** start **

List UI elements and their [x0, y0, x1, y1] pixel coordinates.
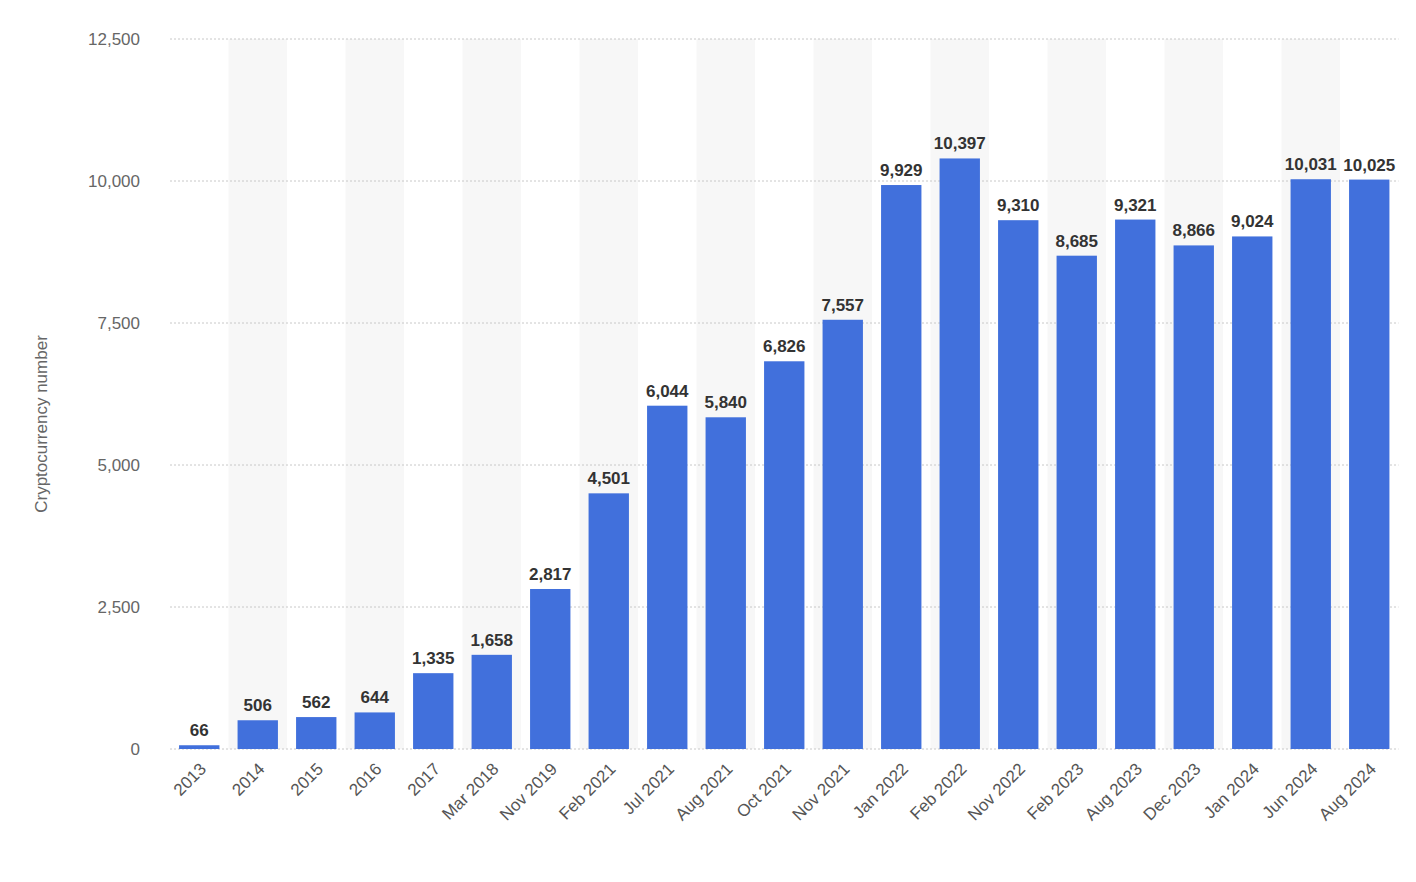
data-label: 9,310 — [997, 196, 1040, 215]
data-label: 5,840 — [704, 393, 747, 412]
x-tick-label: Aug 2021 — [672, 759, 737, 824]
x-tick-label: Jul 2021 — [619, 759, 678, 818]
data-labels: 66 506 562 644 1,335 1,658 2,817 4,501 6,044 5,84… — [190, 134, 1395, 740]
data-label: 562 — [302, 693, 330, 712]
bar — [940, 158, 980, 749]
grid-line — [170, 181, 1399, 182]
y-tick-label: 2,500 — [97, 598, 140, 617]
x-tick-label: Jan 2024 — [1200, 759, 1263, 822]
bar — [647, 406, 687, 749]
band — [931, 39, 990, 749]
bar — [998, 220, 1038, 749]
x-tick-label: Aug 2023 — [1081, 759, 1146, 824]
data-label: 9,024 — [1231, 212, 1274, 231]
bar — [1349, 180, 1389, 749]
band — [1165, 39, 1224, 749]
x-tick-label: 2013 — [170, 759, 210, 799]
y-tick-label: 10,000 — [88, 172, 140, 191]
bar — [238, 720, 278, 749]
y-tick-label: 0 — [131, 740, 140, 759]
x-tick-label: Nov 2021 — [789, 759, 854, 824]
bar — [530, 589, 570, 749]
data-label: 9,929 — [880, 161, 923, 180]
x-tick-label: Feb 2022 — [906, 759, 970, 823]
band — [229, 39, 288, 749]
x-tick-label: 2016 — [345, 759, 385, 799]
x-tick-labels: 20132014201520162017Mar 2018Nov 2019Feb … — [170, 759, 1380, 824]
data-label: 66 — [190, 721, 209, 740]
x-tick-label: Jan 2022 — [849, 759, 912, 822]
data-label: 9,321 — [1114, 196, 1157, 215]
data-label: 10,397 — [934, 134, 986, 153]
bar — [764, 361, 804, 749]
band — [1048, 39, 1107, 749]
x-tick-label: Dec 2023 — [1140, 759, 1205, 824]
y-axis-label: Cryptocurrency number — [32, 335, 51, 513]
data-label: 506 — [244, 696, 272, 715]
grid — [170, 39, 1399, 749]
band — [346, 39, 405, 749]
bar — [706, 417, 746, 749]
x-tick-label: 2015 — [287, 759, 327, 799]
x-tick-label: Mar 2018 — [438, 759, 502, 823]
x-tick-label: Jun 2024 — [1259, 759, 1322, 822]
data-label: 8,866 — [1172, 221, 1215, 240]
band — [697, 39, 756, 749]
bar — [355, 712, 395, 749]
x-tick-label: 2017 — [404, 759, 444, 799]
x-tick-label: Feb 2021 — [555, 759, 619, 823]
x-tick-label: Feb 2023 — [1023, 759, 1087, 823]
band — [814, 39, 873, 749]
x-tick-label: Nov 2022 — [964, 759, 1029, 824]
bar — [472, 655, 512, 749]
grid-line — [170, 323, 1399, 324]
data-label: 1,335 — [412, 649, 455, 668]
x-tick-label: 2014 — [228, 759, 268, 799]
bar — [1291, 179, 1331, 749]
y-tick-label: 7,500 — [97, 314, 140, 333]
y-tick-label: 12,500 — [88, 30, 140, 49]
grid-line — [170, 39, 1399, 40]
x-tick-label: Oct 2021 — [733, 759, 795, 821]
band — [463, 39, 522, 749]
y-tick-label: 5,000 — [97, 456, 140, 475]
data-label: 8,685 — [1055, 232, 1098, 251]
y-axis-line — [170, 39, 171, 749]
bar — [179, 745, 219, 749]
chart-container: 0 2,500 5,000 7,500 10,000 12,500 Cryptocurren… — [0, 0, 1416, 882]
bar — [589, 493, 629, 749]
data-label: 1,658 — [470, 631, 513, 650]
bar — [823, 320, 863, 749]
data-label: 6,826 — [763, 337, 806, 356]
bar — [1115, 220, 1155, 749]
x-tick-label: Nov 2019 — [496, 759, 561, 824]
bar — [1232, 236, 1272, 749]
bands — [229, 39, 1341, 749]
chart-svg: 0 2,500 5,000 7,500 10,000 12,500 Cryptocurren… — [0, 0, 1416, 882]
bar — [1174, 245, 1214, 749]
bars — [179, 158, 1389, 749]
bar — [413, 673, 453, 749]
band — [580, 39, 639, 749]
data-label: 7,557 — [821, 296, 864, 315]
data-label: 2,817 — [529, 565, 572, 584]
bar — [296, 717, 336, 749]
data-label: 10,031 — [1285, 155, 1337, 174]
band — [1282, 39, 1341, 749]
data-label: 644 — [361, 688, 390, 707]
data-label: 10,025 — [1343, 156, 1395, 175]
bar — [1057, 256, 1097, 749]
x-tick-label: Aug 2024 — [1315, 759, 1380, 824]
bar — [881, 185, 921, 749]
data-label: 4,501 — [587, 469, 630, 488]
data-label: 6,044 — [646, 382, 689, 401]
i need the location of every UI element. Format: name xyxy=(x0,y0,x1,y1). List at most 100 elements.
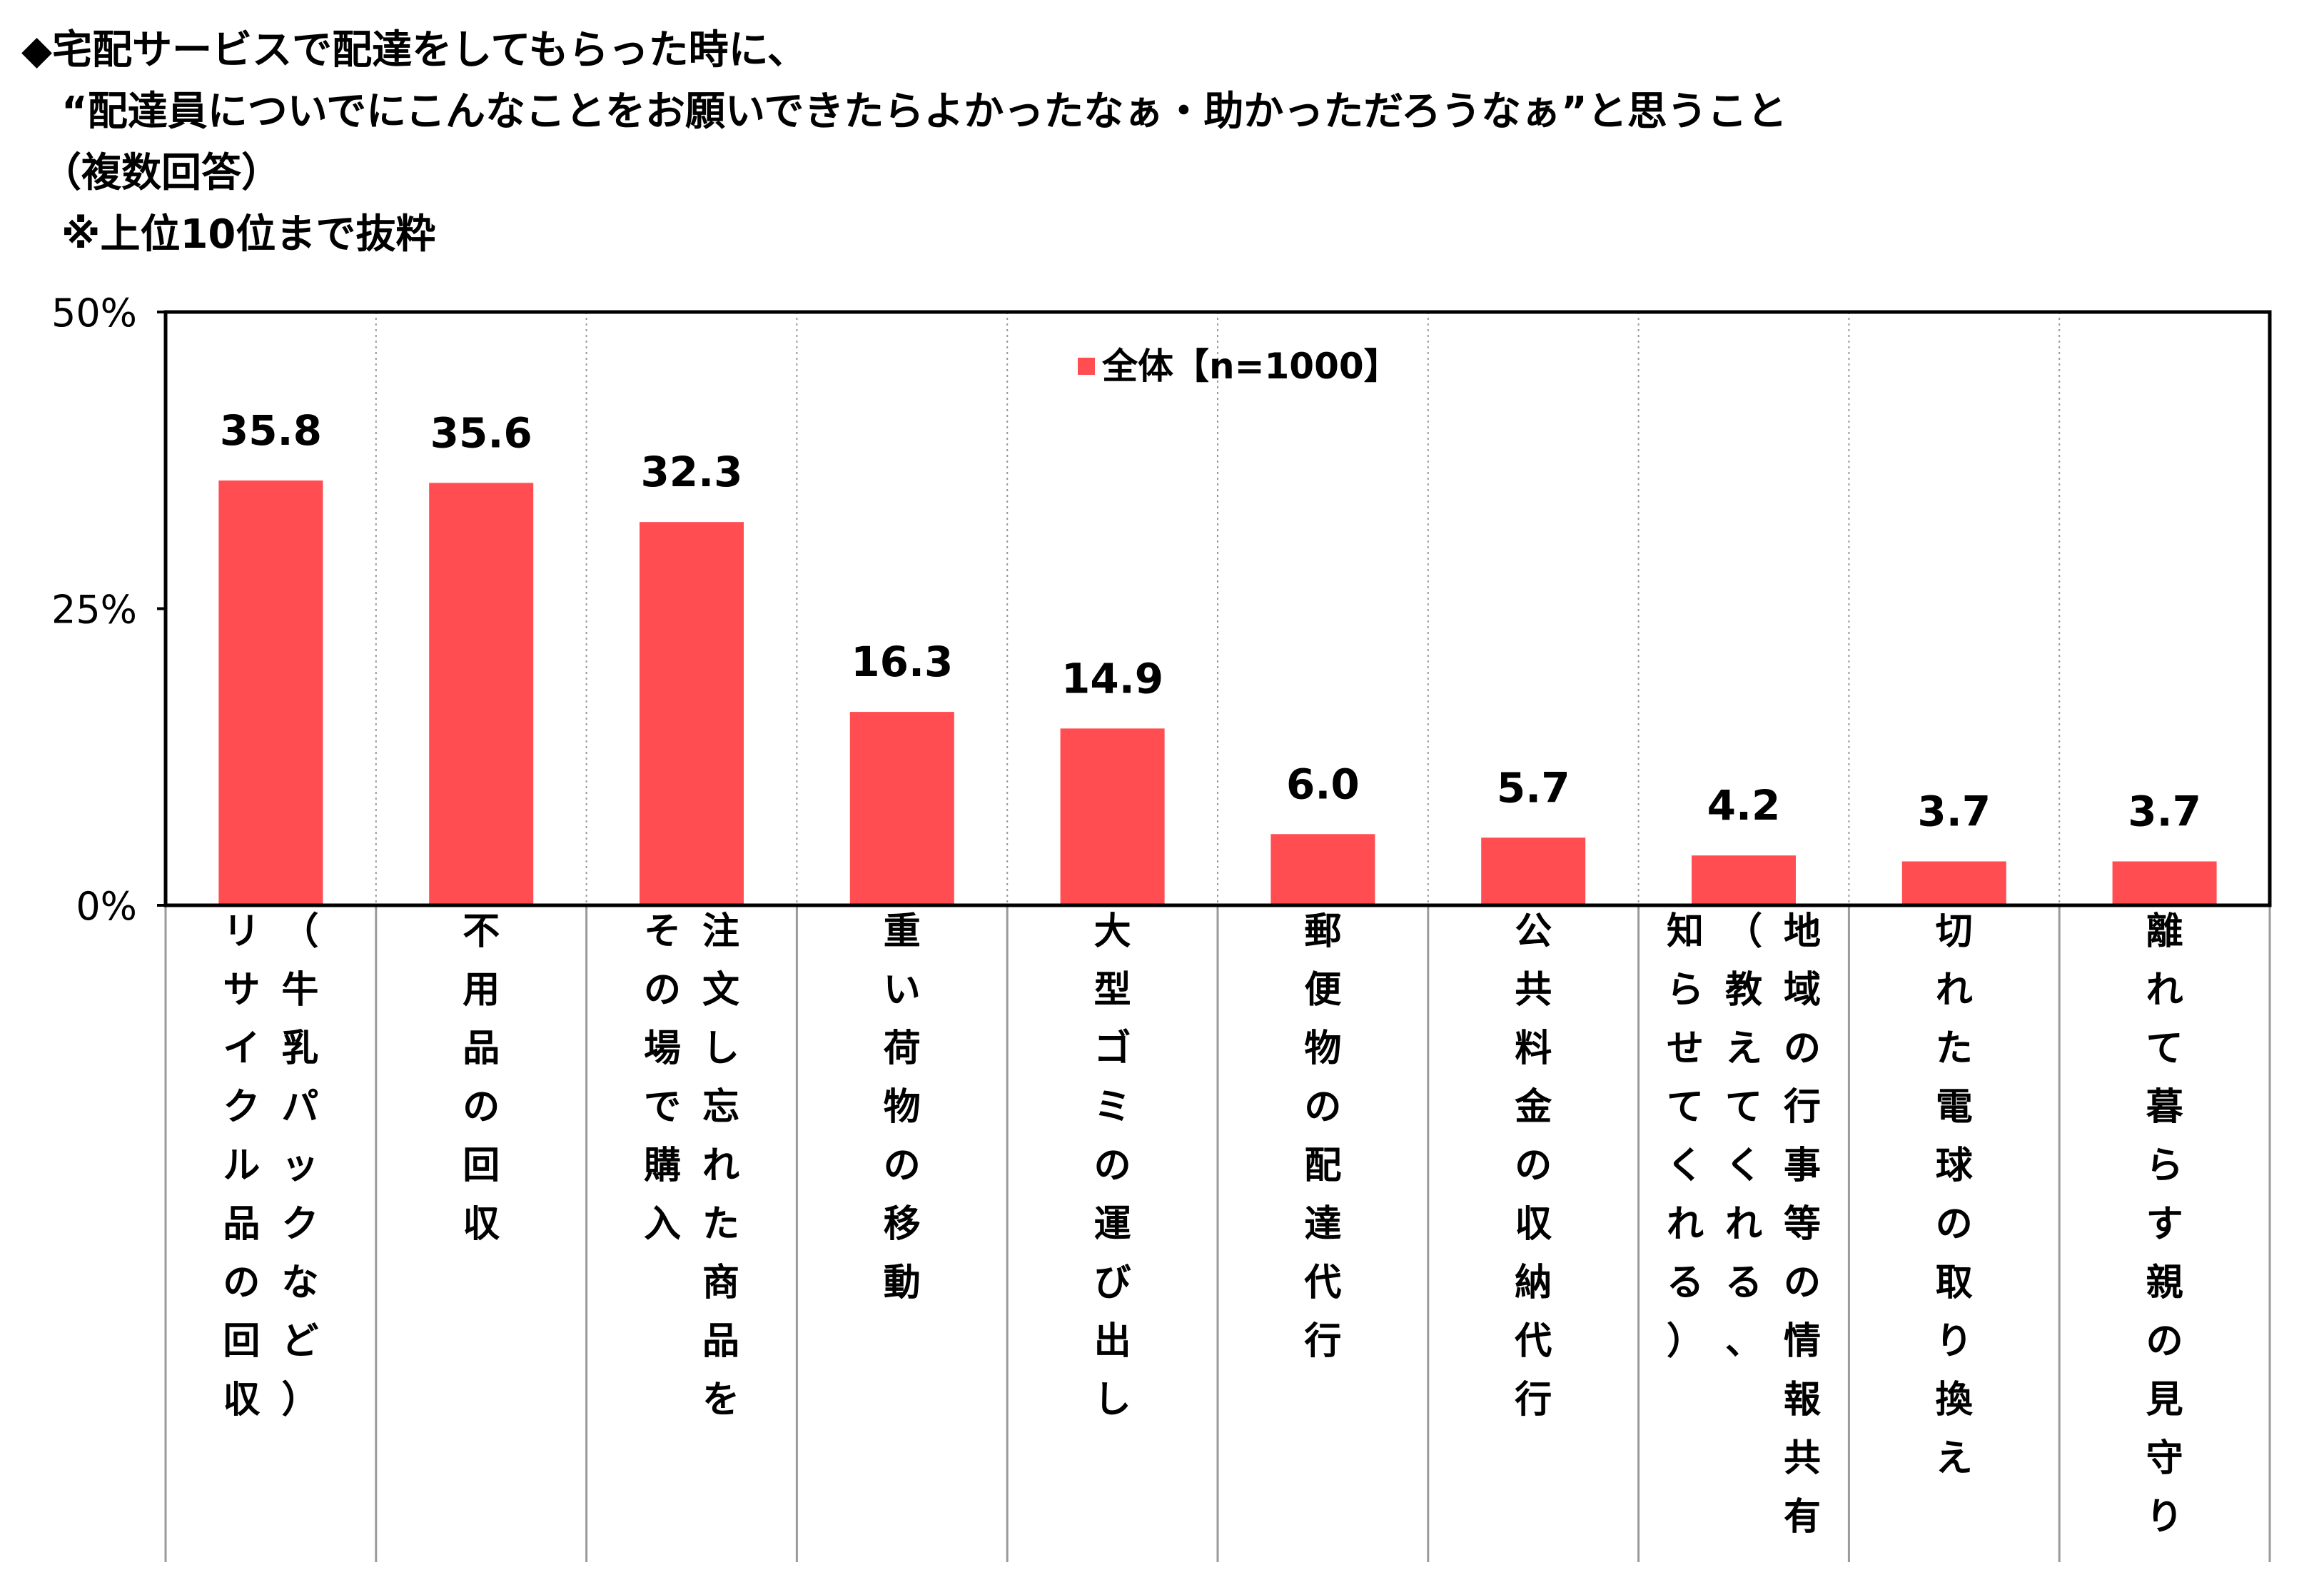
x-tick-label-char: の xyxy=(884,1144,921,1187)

** end **

Work required: Please reproduce the records above, substituting "y-axis-tick" for every "y-tick-label" and keeping everything else unchanged. Leave out the pictures.

Solution to this task:
List UI elements and their [x0, y0, x1, y1] pixel coordinates.
data-label: 9,310 — [997, 196, 1040, 215]
data-label: 5,840 — [704, 393, 747, 412]
x-tick-label: Aug 2021 — [672, 759, 737, 824]
x-tick-label: Jul 2021 — [619, 759, 678, 818]
data-labels: 66 506 562 644 1,335 1,658 2,817 4,501 6,044 5,84… — [190, 134, 1395, 740]
data-label: 562 — [302, 693, 330, 712]
bar — [940, 158, 980, 749]
grid-line — [170, 181, 1399, 182]
y-axis-tick: 2,500 — [97, 598, 140, 617]
x-tick-label: Jan 2024 — [1200, 759, 1263, 822]
bar — [647, 406, 687, 749]
band — [931, 39, 990, 749]
bar — [998, 220, 1038, 749]
x-tick-label: Aug 2023 — [1081, 759, 1146, 824]
data-label: 9,024 — [1231, 212, 1274, 231]
bar — [1349, 180, 1389, 749]
band — [1165, 39, 1224, 749]
x-tick-label: 2013 — [170, 759, 210, 799]
y-axis-tick: 10,000 — [88, 172, 140, 191]
bar — [238, 720, 278, 749]
y-axis-tick: 0 — [131, 740, 140, 759]
x-tick-label: Nov 2021 — [789, 759, 854, 824]
bar — [530, 589, 570, 749]
data-label: 9,929 — [880, 161, 923, 180]
x-tick-label: Feb 2022 — [906, 759, 970, 823]
band — [229, 39, 288, 749]
x-tick-label: 2016 — [345, 759, 385, 799]
x-tick-labels: 20132014201520162017Mar 2018Nov 2019Feb … — [170, 759, 1380, 824]
data-label: 66 — [190, 721, 209, 740]
x-tick-label: Jan 2022 — [849, 759, 912, 822]
data-label: 9,321 — [1114, 196, 1157, 215]
data-label: 10,397 — [934, 134, 986, 153]
bar — [764, 361, 804, 749]
band — [1048, 39, 1107, 749]
x-tick-label: Dec 2023 — [1140, 759, 1205, 824]
y-axis-label: Cryptocurrency number — [32, 335, 51, 513]
data-label: 506 — [244, 696, 272, 715]
grid — [170, 39, 1399, 749]
band — [346, 39, 405, 749]
bar — [706, 417, 746, 749]
x-tick-label: 2015 — [287, 759, 327, 799]
x-tick-label: Mar 2018 — [438, 759, 502, 823]
x-tick-label: Jun 2024 — [1259, 759, 1322, 822]
data-label: 8,866 — [1172, 221, 1215, 240]
band — [697, 39, 756, 749]
bar — [355, 712, 395, 749]
x-tick-label: 2017 — [404, 759, 444, 799]
x-tick-label: Feb 2021 — [555, 759, 619, 823]
x-tick-label: Feb 2023 — [1023, 759, 1087, 823]
band — [814, 39, 873, 749]
x-tick-label: Nov 2022 — [964, 759, 1029, 824]
bar — [472, 655, 512, 749]
grid-line — [170, 323, 1399, 324]
data-label: 1,335 — [412, 649, 455, 668]
x-tick-label: 2014 — [228, 759, 268, 799]
bar — [1291, 179, 1331, 749]
y-axis-tick: 7,500 — [97, 314, 140, 333]
y-axis-tick: 12,500 — [88, 30, 140, 49]
grid-line — [170, 39, 1399, 40]
x-tick-label: Oct 2021 — [733, 759, 795, 821]
band — [463, 39, 522, 749]
y-axis-tick: 5,000 — [97, 456, 140, 475]
data-label: 8,685 — [1055, 232, 1098, 251]
y-axis-line — [170, 39, 171, 749]
bar — [179, 745, 219, 749]
chart-container: 0 2,500 5,000 7,500 10,000 12,500 Cryptocurren… — [0, 0, 1416, 882]
bar — [589, 493, 629, 749]
data-label: 1,658 — [470, 631, 513, 650]
bar — [823, 320, 863, 749]
data-label: 6,826 — [763, 337, 806, 356]
bar — [1115, 220, 1155, 749]
x-tick-label: Nov 2019 — [496, 759, 561, 824]
bar — [1232, 236, 1272, 749]
bands — [229, 39, 1341, 749]
chart-svg: 0 2,500 5,000 7,500 10,000 12,500 Cryptocurren… — [0, 0, 1416, 882]
bar — [1174, 245, 1214, 749]
bars — [179, 158, 1389, 749]
bar — [413, 673, 453, 749]
band — [580, 39, 639, 749]
data-label: 7,557 — [821, 296, 864, 315]
data-label: 2,817 — [529, 565, 572, 584]
bar — [296, 717, 336, 749]
data-label: 10,031 — [1285, 155, 1337, 174]
band — [1282, 39, 1341, 749]
data-label: 644 — [361, 688, 390, 707]
data-label: 10,025 — [1343, 156, 1395, 175]
bar — [1057, 256, 1097, 749]
x-tick-label: Aug 2024 — [1315, 759, 1380, 824]
bar — [881, 185, 921, 749]
data-label: 4,501 — [587, 469, 630, 488]
data-label: 6,044 — [646, 382, 689, 401]
i need the location of every UI element. Format: name xyxy=(x0,y0,x1,y1). List at most 100 elements.
x-tick-label-char: の xyxy=(884,1144,921,1187)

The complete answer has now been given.